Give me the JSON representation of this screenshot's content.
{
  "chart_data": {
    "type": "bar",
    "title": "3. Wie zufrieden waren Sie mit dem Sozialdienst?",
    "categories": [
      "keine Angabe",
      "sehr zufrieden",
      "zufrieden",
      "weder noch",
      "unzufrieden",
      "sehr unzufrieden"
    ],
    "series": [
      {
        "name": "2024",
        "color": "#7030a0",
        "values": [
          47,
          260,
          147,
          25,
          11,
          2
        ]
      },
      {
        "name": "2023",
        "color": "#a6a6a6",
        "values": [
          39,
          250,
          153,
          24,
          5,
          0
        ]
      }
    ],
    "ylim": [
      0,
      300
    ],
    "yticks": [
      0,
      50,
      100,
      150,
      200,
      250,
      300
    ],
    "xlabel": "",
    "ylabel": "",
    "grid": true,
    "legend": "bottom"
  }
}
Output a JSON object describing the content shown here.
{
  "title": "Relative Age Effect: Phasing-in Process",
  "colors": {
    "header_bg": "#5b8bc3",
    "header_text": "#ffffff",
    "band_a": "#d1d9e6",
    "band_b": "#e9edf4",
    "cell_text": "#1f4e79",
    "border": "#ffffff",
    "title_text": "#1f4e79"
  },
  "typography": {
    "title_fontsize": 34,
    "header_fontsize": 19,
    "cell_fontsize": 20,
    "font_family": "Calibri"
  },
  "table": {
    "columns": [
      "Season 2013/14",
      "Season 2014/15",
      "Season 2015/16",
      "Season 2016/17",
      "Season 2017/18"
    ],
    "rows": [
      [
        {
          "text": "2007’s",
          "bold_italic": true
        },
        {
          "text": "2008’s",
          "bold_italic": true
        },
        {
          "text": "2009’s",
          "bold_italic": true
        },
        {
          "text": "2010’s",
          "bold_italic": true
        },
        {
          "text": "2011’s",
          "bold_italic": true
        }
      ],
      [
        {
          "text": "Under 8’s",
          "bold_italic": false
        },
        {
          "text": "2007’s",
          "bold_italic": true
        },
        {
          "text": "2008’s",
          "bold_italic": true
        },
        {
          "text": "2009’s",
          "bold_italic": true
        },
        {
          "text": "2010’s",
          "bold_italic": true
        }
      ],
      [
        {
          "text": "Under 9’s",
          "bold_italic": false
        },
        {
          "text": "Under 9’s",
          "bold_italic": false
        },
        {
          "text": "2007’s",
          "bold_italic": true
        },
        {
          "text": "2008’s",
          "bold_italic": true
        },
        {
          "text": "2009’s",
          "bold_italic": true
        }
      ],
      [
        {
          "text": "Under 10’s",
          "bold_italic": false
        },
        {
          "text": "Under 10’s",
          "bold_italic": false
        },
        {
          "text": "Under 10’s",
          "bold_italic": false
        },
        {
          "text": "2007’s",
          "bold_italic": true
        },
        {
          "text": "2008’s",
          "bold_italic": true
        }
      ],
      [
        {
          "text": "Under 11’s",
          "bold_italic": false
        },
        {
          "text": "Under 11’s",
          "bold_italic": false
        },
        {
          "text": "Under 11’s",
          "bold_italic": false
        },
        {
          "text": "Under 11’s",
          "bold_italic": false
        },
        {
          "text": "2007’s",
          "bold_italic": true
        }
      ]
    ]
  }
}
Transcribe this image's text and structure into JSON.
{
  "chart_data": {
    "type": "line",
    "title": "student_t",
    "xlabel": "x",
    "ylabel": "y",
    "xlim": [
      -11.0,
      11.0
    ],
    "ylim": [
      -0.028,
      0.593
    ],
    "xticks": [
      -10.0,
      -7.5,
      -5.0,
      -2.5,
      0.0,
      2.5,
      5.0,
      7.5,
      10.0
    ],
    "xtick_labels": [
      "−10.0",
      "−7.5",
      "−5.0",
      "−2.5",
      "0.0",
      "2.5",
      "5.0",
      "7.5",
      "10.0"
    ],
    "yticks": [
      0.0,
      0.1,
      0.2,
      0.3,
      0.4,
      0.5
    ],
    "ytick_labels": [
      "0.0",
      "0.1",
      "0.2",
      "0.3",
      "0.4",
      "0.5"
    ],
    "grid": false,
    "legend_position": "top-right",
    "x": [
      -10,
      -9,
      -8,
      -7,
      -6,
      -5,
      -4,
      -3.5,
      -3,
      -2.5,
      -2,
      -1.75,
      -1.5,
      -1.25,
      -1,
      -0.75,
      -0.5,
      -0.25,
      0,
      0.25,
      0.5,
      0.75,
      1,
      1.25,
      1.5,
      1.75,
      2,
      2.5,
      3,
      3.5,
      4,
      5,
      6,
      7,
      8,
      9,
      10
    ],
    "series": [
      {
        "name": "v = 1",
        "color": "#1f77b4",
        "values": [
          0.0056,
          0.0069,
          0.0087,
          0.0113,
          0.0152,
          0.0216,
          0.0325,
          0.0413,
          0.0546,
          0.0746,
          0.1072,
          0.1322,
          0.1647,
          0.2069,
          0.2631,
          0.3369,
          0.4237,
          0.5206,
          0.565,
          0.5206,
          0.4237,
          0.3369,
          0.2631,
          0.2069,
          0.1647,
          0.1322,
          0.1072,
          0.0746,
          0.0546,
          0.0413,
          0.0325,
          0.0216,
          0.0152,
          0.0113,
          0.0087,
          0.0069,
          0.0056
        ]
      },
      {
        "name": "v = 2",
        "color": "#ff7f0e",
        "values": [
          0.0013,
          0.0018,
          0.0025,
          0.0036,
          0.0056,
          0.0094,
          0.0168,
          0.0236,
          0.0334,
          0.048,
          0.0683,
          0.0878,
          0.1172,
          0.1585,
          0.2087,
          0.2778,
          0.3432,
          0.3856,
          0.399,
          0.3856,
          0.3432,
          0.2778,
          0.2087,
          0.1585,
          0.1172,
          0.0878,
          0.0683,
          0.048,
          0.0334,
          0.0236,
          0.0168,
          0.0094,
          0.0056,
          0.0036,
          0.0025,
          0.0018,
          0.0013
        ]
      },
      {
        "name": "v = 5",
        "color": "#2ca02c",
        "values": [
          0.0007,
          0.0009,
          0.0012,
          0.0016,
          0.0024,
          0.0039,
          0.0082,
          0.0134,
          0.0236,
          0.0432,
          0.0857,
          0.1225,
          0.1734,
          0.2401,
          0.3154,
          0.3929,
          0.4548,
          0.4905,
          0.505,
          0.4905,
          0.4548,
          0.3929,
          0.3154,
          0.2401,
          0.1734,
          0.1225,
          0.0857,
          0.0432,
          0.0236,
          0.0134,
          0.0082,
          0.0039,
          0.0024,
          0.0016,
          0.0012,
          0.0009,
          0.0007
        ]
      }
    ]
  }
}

======

[What you need to do] Repeat the records above exactly.

[Exercise response]
Give me the JSON representation of this screenshot's content.
{
  "chart_data": {
    "type": "bar",
    "title": "3. Wie zufrieden waren Sie mit dem Sozialdienst?",
    "categories": [
      "keine Angabe",
      "sehr zufrieden",
      "zufrieden",
      "weder noch",
      "unzufrieden",
      "sehr unzufrieden"
    ],
    "series": [
      {
        "name": "2024",
        "color": "#7030a0",
        "values": [
          47,
          260,
          147,
          25,
          11,
          2
        ]
      },
      {
        "name": "2023",
        "color": "#a6a6a6",
        "values": [
          39,
          250,
          153,
          24,
          5,
          0
        ]
      }
    ],
    "ylim": [
      0,
      300
    ],
    "yticks": [
      0,
      50,
      100,
      150,
      200,
      250,
      300
    ],
    "xlabel": "",
    "ylabel": "",
    "grid": true,
    "legend": "bottom"
  }
}
Output a JSON object describing the content shown here.
{
  "title": "Relative Age Effect: Phasing-in Process",
  "colors": {
    "header_bg": "#5b8bc3",
    "header_text": "#ffffff",
    "band_a": "#d1d9e6",
    "band_b": "#e9edf4",
    "cell_text": "#1f4e79",
    "border": "#ffffff",
    "title_text": "#1f4e79"
  },
  "typography": {
    "title_fontsize": 34,
    "header_fontsize": 19,
    "cell_fontsize": 20,
    "font_family": "Calibri"
  },
  "table": {
    "columns": [
      "Season 2013/14",
      "Season 2014/15",
      "Season 2015/16",
      "Season 2016/17",
      "Season 2017/18"
    ],
    "rows": [
      [
        {
          "text": "2007’s",
          "bold_italic": true
        },
        {
          "text": "2008’s",
          "bold_italic": true
        },
        {
          "text": "2009’s",
          "bold_italic": true
        },
        {
          "text": "2010’s",
          "bold_italic": true
        },
        {
          "text": "2011’s",
          "bold_italic": true
        }
      ],
      [
        {
          "text": "Under 8’s",
          "bold_italic": false
        },
        {
          "text": "2007’s",
          "bold_italic": true
        },
        {
          "text": "2008’s",
          "bold_italic": true
        },
        {
          "text": "2009’s",
          "bold_italic": true
        },
        {
          "text": "2010’s",
          "bold_italic": true
        }
      ],
      [
        {
          "text": "Under 9’s",
          "bold_italic": false
        },
        {
          "text": "Under 9’s",
          "bold_italic": false
        },
        {
          "text": "2007’s",
          "bold_italic": true
        },
        {
          "text": "2008’s",
          "bold_italic": true
        },
        {
          "text": "2009’s",
          "bold_italic": true
        }
      ],
      [
        {
          "text": "Under 10’s",
          "bold_italic": false
        },
        {
          "text": "Under 10’s",
          "bold_italic": false
        },
        {
          "text": "Under 10’s",
          "bold_italic": false
        },
        {
          "text": "2007’s",
          "bold_italic": true
        },
        {
          "text": "2008’s",
          "bold_italic": true
        }
      ],
      [
        {
          "text": "Under 11’s",
          "bold_italic": false
        },
        {
          "text": "Under 11’s",
          "bold_italic": false
        },
        {
          "text": "Under 11’s",
          "bold_italic": false
        },
        {
          "text": "Under 11’s",
          "bold_italic": false
        },
        {
          "text": "2007’s",
          "bold_italic": true
        }
      ]
    ]
  }
}
Transcribe this image's text and structure into JSON.
{
  "chart_data": {
    "type": "line",
    "title": "student_t",
    "xlabel": "x",
    "ylabel": "y",
    "xlim": [
      -11.0,
      11.0
    ],
    "ylim": [
      -0.028,
      0.593
    ],
    "xticks": [
      -10.0,
      -7.5,
      -5.0,
      -2.5,
      0.0,
      2.5,
      5.0,
      7.5,
      10.0
    ],
    "xtick_labels": [
      "−10.0",
      "−7.5",
      "−5.0",
      "−2.5",
      "0.0",
      "2.5",
      "5.0",
      "7.5",
      "10.0"
    ],
    "yticks": [
      0.0,
      0.1,
      0.2,
      0.3,
      0.4,
      0.5
    ],
    "ytick_labels": [
      "0.0",
      "0.1",
      "0.2",
      "0.3",
      "0.4",
      "0.5"
    ],
    "grid": false,
    "legend_position": "top-right",
    "x": [
      -10,
      -9,
      -8,
      -7,
      -6,
      -5,
      -4,
      -3.5,
      -3,
      -2.5,
      -2,
      -1.75,
      -1.5,
      -1.25,
      -1,
      -0.75,
      -0.5,
      -0.25,
      0,
      0.25,
      0.5,
      0.75,
      1,
      1.25,
      1.5,
      1.75,
      2,
      2.5,
      3,
      3.5,
      4,
      5,
      6,
      7,
      8,
      9,
      10
    ],
    "series": [
      {
        "name": "v = 1",
        "color": "#1f77b4",
        "values": [
          0.0056,
          0.0069,
          0.0087,
          0.0113,
          0.0152,
          0.0216,
          0.0325,
          0.0413,
          0.0546,
          0.0746,
          0.1072,
          0.1322,
          0.1647,
          0.2069,
          0.2631,
          0.3369,
          0.4237,
          0.5206,
          0.565,
          0.5206,
          0.4237,
          0.3369,
          0.2631,
          0.2069,
          0.1647,
          0.1322,
          0.1072,
          0.0746,
          0.0546,
          0.0413,
          0.0325,
          0.0216,
          0.0152,
          0.0113,
          0.0087,
          0.0069,
          0.0056
        ]
      },
      {
        "name": "v = 2",
        "color": "#ff7f0e",
        "values": [
          0.0013,
          0.0018,
          0.0025,
          0.0036,
          0.0056,
          0.0094,
          0.0168,
          0.0236,
          0.0334,
          0.048,
          0.0683,
          0.0878,
          0.1172,
          0.1585,
          0.2087,
          0.2778,
          0.3432,
          0.3856,
          0.399,
          0.3856,
          0.3432,
          0.2778,
          0.2087,
          0.1585,
          0.1172,
          0.0878,
          0.0683,
          0.048,
          0.0334,
          0.0236,
          0.0168,
          0.0094,
          0.0056,
          0.0036,
          0.0025,
          0.0018,
          0.0013
        ]
      },
      {
        "name": "v = 5",
        "color": "#2ca02c",
        "values": [
          0.0007,
          0.0009,
          0.0012,
          0.0016,
          0.0024,
          0.0039,
          0.0082,
          0.0134,
          0.0236,
          0.0432,
          0.0857,
          0.1225,
          0.1734,
          0.2401,
          0.3154,
          0.3929,
          0.4548,
          0.4905,
          0.505,
          0.4905,
          0.4548,
          0.3929,
          0.3154,
          0.2401,
          0.1734,
          0.1225,
          0.0857,
          0.0432,
          0.0236,
          0.0134,
          0.0082,
          0.0039,
          0.0024,
          0.0016,
          0.0012,
          0.0009,
          0.0007
        ]
      }
    ]
  }
}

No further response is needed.